• Data rows:
=====

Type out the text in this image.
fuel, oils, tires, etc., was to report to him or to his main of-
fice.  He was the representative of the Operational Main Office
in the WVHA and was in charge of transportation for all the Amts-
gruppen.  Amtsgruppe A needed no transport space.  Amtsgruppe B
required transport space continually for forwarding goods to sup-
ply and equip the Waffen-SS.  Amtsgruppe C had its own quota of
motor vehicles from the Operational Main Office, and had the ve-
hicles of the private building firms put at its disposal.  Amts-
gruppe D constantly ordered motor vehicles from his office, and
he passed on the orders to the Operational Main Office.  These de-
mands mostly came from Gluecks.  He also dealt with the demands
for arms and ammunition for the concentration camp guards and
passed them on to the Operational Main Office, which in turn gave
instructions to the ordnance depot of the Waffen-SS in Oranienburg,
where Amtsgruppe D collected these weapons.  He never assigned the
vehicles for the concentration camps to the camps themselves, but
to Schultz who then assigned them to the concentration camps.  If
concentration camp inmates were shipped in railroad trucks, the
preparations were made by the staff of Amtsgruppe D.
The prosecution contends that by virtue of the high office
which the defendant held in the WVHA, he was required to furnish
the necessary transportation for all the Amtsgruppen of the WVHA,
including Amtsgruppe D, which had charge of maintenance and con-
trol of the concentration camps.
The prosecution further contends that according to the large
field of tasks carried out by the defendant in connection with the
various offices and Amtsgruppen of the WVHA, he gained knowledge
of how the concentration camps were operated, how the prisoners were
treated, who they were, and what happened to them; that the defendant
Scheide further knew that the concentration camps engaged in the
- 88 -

=====

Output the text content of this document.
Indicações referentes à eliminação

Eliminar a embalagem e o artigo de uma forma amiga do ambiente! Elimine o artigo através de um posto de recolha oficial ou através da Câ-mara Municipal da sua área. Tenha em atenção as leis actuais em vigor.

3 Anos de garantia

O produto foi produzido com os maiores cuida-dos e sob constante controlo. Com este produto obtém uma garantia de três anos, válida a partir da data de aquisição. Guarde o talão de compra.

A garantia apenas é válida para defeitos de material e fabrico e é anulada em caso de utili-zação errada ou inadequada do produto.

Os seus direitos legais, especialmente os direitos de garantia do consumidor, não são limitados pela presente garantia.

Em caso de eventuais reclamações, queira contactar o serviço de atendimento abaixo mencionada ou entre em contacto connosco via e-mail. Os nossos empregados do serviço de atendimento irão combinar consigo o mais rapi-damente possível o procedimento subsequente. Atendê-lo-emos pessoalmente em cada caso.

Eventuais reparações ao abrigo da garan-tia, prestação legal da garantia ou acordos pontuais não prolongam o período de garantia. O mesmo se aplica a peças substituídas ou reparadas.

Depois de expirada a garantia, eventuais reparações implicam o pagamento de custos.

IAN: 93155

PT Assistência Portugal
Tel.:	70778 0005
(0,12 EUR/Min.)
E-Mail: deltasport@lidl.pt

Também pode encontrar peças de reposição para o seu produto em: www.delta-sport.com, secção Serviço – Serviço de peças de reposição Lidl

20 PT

=====

• Task directions: List the lines of the material in which the word "this" occurs.

• Written response:
Type out the text in this image.
Output the text content of this document.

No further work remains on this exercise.